Written request:
Pictures stay out of the copy; restate everything else in the material exactly.

Data to process:
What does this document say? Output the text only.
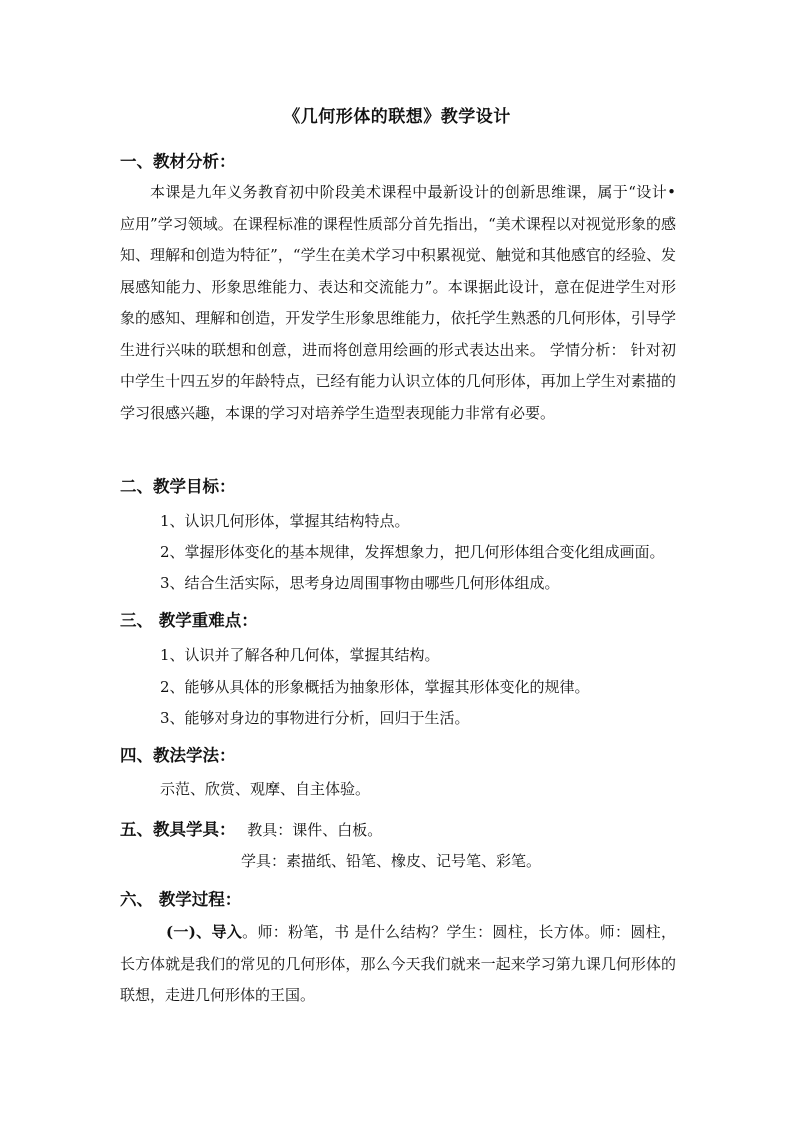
《几何形体的联想》教学设计
一、教材分析：

本课是九年义务教育初中阶段美术课程中最新设计的创新思维课，属于“设计•应用”学习领域。在课程标准的课程性质部分首先指出，“美术课程以对视觉形象的感知、理解和创造为特征”，“学生在美术学习中积累视觉、触觉和其他感官的经验、发展感知能力、形象思维能力、表达和交流能力”。本课据此设计，意在促进学生对形象的感知、理解和创造，开发学生形象思维能力，依托学生熟悉的几何形体，引导学生进行兴味的联想和创意，进而将创意用绘画的形式表达出来。 学情分析： 针对初中学生十四五岁的年龄特点，已经有能力认识立体的几何形体，再加上学生对素描的学习很感兴趣，本课的学习对培养学生造型表现能力非常有必要。

二、教学目标：
1、认识几何形体，掌握其结构特点。
2、掌握形体变化的基本规律，发挥想象力，把几何形体组合变化组成画面。
3、结合生活实际，思考身边周围事物由哪些几何形体组成。
三、 教学重难点：
1、认识并了解各种几何体，掌握其结构。
2、能够从具体的形象概括为抽象形体，掌握其形体变化的规律。
3、能够对身边的事物进行分析，回归于生活。
四、教法学法：
示范、欣赏、观摩、自主体验。
五、教具学具： 教具：课件、白板。
学具：素描纸、铅笔、橡皮、记号笔、彩笔。
六、 教学过程：

(一)、导入。师：粉笔，书 是什么结构？学生：圆柱，长方体。师：圆柱，长方体就是我们的常见的几何形体，那么今天我们就来一起来学习第九课几何形体的联想，走进几何形体的王国。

Final result:
What does this document say? Output the text only.
《几何形体的联想》教学设计
一、教材分析：

本课是九年义务教育初中阶段美术课程中最新设计的创新思维课，属于“设计•应用”学习领域。在课程标准的课程性质部分首先指出，“美术课程以对视觉形象的感知、理解和创造为特征”，“学生在美术学习中积累视觉、触觉和其他感官的经验、发展感知能力、形象思维能力、表达和交流能力”。本课据此设计，意在促进学生对形象的感知、理解和创造，开发学生形象思维能力，依托学生熟悉的几何形体，引导学生进行兴味的联想和创意，进而将创意用绘画的形式表达出来。 学情分析： 针对初中学生十四五岁的年龄特点，已经有能力认识立体的几何形体，再加上学生对素描的学习很感兴趣，本课的学习对培养学生造型表现能力非常有必要。

二、教学目标：
1、认识几何形体，掌握其结构特点。
2、掌握形体变化的基本规律，发挥想象力，把几何形体组合变化组成画面。
3、结合生活实际，思考身边周围事物由哪些几何形体组成。
三、 教学重难点：
1、认识并了解各种几何体，掌握其结构。
2、能够从具体的形象概括为抽象形体，掌握其形体变化的规律。
3、能够对身边的事物进行分析，回归于生活。
四、教法学法：
示范、欣赏、观摩、自主体验。
五、教具学具： 教具：课件、白板。
学具：素描纸、铅笔、橡皮、记号笔、彩笔。
六、 教学过程：

(一)、导入。师：粉笔，书 是什么结构？学生：圆柱，长方体。师：圆柱，长方体就是我们的常见的几何形体，那么今天我们就来一起来学习第九课几何形体的联想，走进几何形体的王国。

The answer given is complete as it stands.